--- START Data to process ---

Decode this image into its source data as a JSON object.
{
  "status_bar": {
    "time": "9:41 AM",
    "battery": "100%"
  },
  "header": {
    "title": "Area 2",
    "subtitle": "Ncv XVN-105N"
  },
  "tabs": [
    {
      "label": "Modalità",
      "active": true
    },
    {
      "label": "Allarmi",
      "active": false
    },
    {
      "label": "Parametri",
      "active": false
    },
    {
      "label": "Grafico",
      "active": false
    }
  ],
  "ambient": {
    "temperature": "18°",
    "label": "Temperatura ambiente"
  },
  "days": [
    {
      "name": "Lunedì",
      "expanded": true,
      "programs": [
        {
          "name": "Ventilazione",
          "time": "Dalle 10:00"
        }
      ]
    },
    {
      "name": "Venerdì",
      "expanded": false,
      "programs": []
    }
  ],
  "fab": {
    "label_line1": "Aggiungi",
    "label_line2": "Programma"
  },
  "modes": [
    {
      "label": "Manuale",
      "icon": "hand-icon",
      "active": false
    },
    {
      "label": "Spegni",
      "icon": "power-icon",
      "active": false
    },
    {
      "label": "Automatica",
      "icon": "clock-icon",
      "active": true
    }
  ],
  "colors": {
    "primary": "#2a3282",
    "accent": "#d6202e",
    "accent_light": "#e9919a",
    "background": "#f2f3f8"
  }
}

--- END Data to process ---

● **Given problem**
Please reproduce the entire listing, exactly as shown.

● **Problem solution**
Decode this image into its source data as a JSON object.
{
  "status_bar": {
    "time": "9:41 AM",
    "battery": "100%"
  },
  "header": {
    "title": "Area 2",
    "subtitle": "Ncv XVN-105N"
  },
  "tabs": [
    {
      "label": "Modalità",
      "active": true
    },
    {
      "label": "Allarmi",
      "active": false
    },
    {
      "label": "Parametri",
      "active": false
    },
    {
      "label": "Grafico",
      "active": false
    }
  ],
  "ambient": {
    "temperature": "18°",
    "label": "Temperatura ambiente"
  },
  "days": [
    {
      "name": "Lunedì",
      "expanded": true,
      "programs": [
        {
          "name": "Ventilazione",
          "time": "Dalle 10:00"
        }
      ]
    },
    {
      "name": "Venerdì",
      "expanded": false,
      "programs": []
    }
  ],
  "fab": {
    "label_line1": "Aggiungi",
    "label_line2": "Programma"
  },
  "modes": [
    {
      "label": "Manuale",
      "icon": "hand-icon",
      "active": false
    },
    {
      "label": "Spegni",
      "icon": "power-icon",
      "active": false
    },
    {
      "label": "Automatica",
      "icon": "clock-icon",
      "active": true
    }
  ],
  "colors": {
    "primary": "#2a3282",
    "accent": "#d6202e",
    "accent_light": "#e9919a",
    "background": "#f2f3f8"
  }
}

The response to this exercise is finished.